● **Task requirements**
Every record here should be printed again exactly.

• • • • •

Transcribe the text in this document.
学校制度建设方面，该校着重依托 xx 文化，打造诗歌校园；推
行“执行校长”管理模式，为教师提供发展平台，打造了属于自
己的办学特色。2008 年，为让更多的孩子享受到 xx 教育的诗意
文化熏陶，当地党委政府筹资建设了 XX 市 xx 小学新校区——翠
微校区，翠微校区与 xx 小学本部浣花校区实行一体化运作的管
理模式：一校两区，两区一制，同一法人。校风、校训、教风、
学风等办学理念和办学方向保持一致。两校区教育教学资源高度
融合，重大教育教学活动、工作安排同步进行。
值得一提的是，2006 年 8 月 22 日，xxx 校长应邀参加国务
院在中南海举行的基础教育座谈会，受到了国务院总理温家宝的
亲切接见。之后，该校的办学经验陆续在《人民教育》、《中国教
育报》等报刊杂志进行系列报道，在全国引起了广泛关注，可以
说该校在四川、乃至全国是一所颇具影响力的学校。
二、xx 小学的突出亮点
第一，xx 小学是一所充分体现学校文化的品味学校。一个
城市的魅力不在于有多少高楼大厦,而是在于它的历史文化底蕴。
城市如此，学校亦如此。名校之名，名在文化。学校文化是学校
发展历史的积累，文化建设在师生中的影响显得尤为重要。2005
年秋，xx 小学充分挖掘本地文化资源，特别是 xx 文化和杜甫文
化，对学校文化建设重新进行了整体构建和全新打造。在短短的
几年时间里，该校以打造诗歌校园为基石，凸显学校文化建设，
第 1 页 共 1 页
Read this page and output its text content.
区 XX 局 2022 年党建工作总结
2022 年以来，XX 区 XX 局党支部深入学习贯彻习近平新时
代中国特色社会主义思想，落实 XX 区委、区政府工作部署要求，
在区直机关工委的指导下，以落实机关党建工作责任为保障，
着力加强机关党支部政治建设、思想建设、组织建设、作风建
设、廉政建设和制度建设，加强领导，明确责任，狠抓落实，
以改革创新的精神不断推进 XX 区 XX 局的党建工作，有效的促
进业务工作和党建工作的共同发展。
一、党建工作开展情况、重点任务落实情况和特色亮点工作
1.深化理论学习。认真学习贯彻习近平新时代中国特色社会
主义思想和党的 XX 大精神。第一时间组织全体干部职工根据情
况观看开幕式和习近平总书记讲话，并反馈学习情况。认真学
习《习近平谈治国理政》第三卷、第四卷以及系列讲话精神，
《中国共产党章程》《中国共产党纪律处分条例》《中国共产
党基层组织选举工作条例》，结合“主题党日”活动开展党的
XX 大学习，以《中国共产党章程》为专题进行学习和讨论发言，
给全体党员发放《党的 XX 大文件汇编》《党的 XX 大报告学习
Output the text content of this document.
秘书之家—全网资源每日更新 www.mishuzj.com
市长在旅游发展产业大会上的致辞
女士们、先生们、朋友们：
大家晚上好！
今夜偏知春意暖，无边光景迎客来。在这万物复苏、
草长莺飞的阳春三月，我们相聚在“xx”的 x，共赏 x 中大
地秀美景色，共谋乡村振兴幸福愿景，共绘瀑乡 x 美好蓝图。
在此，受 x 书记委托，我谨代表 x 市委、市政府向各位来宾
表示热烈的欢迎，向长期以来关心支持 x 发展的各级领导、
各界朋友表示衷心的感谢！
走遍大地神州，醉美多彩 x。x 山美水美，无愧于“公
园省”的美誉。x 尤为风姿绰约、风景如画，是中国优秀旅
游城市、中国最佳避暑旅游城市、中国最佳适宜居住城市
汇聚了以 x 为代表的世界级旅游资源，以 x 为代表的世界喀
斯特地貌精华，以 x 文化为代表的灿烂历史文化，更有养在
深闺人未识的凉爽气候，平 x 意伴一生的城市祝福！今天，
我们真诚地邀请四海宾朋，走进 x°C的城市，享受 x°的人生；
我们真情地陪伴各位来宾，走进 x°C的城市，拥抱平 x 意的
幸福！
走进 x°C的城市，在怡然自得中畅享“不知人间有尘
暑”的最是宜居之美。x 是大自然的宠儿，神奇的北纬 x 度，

• • • • •

● **Result of this exercise**
Transcribe the text in this document.
学校制度建设方面，该校着重依托 xx 文化，打造诗歌校园；推
行“执行校长”管理模式，为教师提供发展平台，打造了属于自
己的办学特色。2008 年，为让更多的孩子享受到 xx 教育的诗意
文化熏陶，当地党委政府筹资建设了 XX 市 xx 小学新校区——翠
微校区，翠微校区与 xx 小学本部浣花校区实行一体化运作的管
理模式：一校两区，两区一制，同一法人。校风、校训、教风、
学风等办学理念和办学方向保持一致。两校区教育教学资源高度
融合，重大教育教学活动、工作安排同步进行。
值得一提的是，2006 年 8 月 22 日，xxx 校长应邀参加国务
院在中南海举行的基础教育座谈会，受到了国务院总理温家宝的
亲切接见。之后，该校的办学经验陆续在《人民教育》、《中国教
育报》等报刊杂志进行系列报道，在全国引起了广泛关注，可以
说该校在四川、乃至全国是一所颇具影响力的学校。
二、xx 小学的突出亮点
第一，xx 小学是一所充分体现学校文化的品味学校。一个
城市的魅力不在于有多少高楼大厦,而是在于它的历史文化底蕴。
城市如此，学校亦如此。名校之名，名在文化。学校文化是学校
发展历史的积累，文化建设在师生中的影响显得尤为重要。2005
年秋，xx 小学充分挖掘本地文化资源，特别是 xx 文化和杜甫文
化，对学校文化建设重新进行了整体构建和全新打造。在短短的
几年时间里，该校以打造诗歌校园为基石，凸显学校文化建设，
第 1 页 共 1 页
Read this page and output its text content.
区 XX 局 2022 年党建工作总结
2022 年以来，XX 区 XX 局党支部深入学习贯彻习近平新时
代中国特色社会主义思想，落实 XX 区委、区政府工作部署要求，
在区直机关工委的指导下，以落实机关党建工作责任为保障，
着力加强机关党支部政治建设、思想建设、组织建设、作风建
设、廉政建设和制度建设，加强领导，明确责任，狠抓落实，
以改革创新的精神不断推进 XX 区 XX 局的党建工作，有效的促
进业务工作和党建工作的共同发展。
一、党建工作开展情况、重点任务落实情况和特色亮点工作
1.深化理论学习。认真学习贯彻习近平新时代中国特色社会
主义思想和党的 XX 大精神。第一时间组织全体干部职工根据情
况观看开幕式和习近平总书记讲话，并反馈学习情况。认真学
习《习近平谈治国理政》第三卷、第四卷以及系列讲话精神，
《中国共产党章程》《中国共产党纪律处分条例》《中国共产
党基层组织选举工作条例》，结合“主题党日”活动开展党的
XX 大学习，以《中国共产党章程》为专题进行学习和讨论发言，
给全体党员发放《党的 XX 大文件汇编》《党的 XX 大报告学习
Output the text content of this document.
秘书之家—全网资源每日更新 www.mishuzj.com
市长在旅游发展产业大会上的致辞
女士们、先生们、朋友们：
大家晚上好！
今夜偏知春意暖，无边光景迎客来。在这万物复苏、
草长莺飞的阳春三月，我们相聚在“xx”的 x，共赏 x 中大
地秀美景色，共谋乡村振兴幸福愿景，共绘瀑乡 x 美好蓝图。
在此，受 x 书记委托，我谨代表 x 市委、市政府向各位来宾
表示热烈的欢迎，向长期以来关心支持 x 发展的各级领导、
各界朋友表示衷心的感谢！
走遍大地神州，醉美多彩 x。x 山美水美，无愧于“公
园省”的美誉。x 尤为风姿绰约、风景如画，是中国优秀旅
游城市、中国最佳避暑旅游城市、中国最佳适宜居住城市
汇聚了以 x 为代表的世界级旅游资源，以 x 为代表的世界喀
斯特地貌精华，以 x 文化为代表的灿烂历史文化，更有养在
深闺人未识的凉爽气候，平 x 意伴一生的城市祝福！今天，
我们真诚地邀请四海宾朋，走进 x°C的城市，享受 x°的人生；
我们真情地陪伴各位来宾，走进 x°C的城市，拥抱平 x 意的
幸福！
走进 x°C的城市，在怡然自得中畅享“不知人间有尘
暑”的最是宜居之美。x 是大自然的宠儿，神奇的北纬 x 度，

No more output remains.